* Rows from a figure dataset:
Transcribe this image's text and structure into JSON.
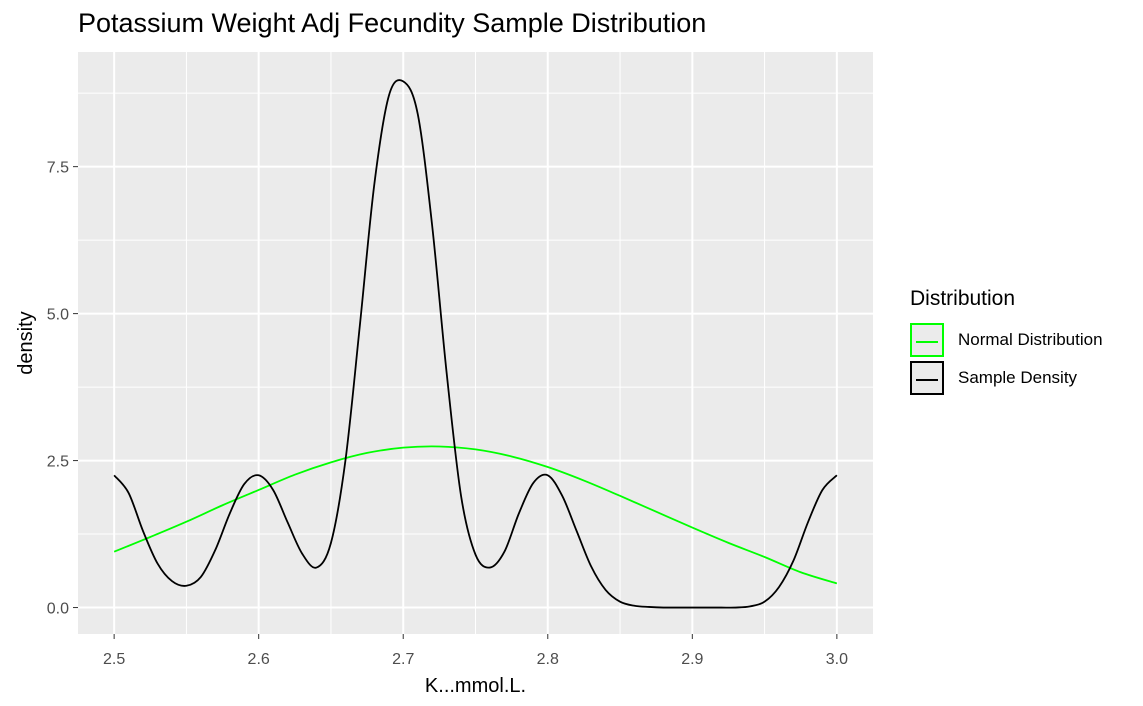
{
  "title": "Potassium Weight Adj Fecundity Sample Distribution",
  "colors": {
    "normal": "#00ff00",
    "sample": "#000000",
    "panel": "#ebebeb",
    "grid": "#ffffff"
  },
  "legend": {
    "title": "Distribution",
    "items": [
      {
        "label": "Normal Distribution",
        "color": "#00ff00"
      },
      {
        "label": "Sample Density",
        "color": "#000000"
      }
    ]
  },
  "chart_data": {
    "type": "line",
    "title": "Potassium Weight Adj Fecundity Sample Distribution",
    "xlabel": "K...mmol.L.",
    "ylabel": "density",
    "xlim": [
      2.475,
      3.025
    ],
    "ylim": [
      -0.45,
      9.45
    ],
    "x_ticks": [
      "2.5",
      "2.6",
      "2.7",
      "2.8",
      "2.9",
      "3.0"
    ],
    "x_tick_values": [
      2.5,
      2.6,
      2.7,
      2.8,
      2.9,
      3.0
    ],
    "y_ticks": [
      "0.0",
      "2.5",
      "5.0",
      "7.5"
    ],
    "y_tick_values": [
      0.0,
      2.5,
      5.0,
      7.5
    ],
    "grid": true,
    "legend_position": "right",
    "series": [
      {
        "name": "Normal Distribution",
        "color": "#00ff00",
        "x": [
          2.5,
          2.525,
          2.55,
          2.575,
          2.6,
          2.625,
          2.65,
          2.675,
          2.7,
          2.725,
          2.75,
          2.775,
          2.8,
          2.825,
          2.85,
          2.875,
          2.9,
          2.925,
          2.95,
          2.975,
          3.0
        ],
        "y": [
          0.95,
          1.2,
          1.46,
          1.74,
          2.0,
          2.26,
          2.47,
          2.63,
          2.72,
          2.74,
          2.69,
          2.57,
          2.39,
          2.16,
          1.9,
          1.63,
          1.36,
          1.1,
          0.86,
          0.6,
          0.41
        ]
      },
      {
        "name": "Sample Density",
        "color": "#000000",
        "x": [
          2.5,
          2.51,
          2.52,
          2.53,
          2.54,
          2.55,
          2.56,
          2.57,
          2.58,
          2.59,
          2.6,
          2.61,
          2.62,
          2.63,
          2.64,
          2.65,
          2.66,
          2.67,
          2.68,
          2.69,
          2.7,
          2.71,
          2.72,
          2.73,
          2.74,
          2.75,
          2.76,
          2.77,
          2.78,
          2.79,
          2.8,
          2.81,
          2.82,
          2.83,
          2.84,
          2.85,
          2.86,
          2.87,
          2.88,
          2.89,
          2.9,
          2.91,
          2.92,
          2.93,
          2.94,
          2.95,
          2.96,
          2.97,
          2.98,
          2.99,
          3.0
        ],
        "y": [
          2.25,
          1.95,
          1.3,
          0.75,
          0.45,
          0.37,
          0.52,
          0.98,
          1.6,
          2.1,
          2.25,
          2.0,
          1.45,
          0.92,
          0.68,
          1.1,
          2.5,
          4.8,
          7.2,
          8.7,
          8.95,
          8.4,
          6.5,
          4.0,
          1.9,
          0.9,
          0.68,
          0.95,
          1.6,
          2.12,
          2.25,
          1.9,
          1.3,
          0.7,
          0.3,
          0.1,
          0.03,
          0.01,
          0.0,
          0.0,
          0.0,
          0.0,
          0.0,
          0.0,
          0.02,
          0.1,
          0.35,
          0.8,
          1.45,
          2.0,
          2.25
        ]
      }
    ]
  }
}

* Brief: Look for "Distribution" and pull out every line that has it.

* Reply to the task:
  "title": "Potassium Weight Adj Fecundity Sample Distribution",
    "title": "Distribution",
        "label": "Normal Distribution",
    "title": "Potassium Weight Adj Fecundity Sample Distribution",
        "name": "Normal Distribution",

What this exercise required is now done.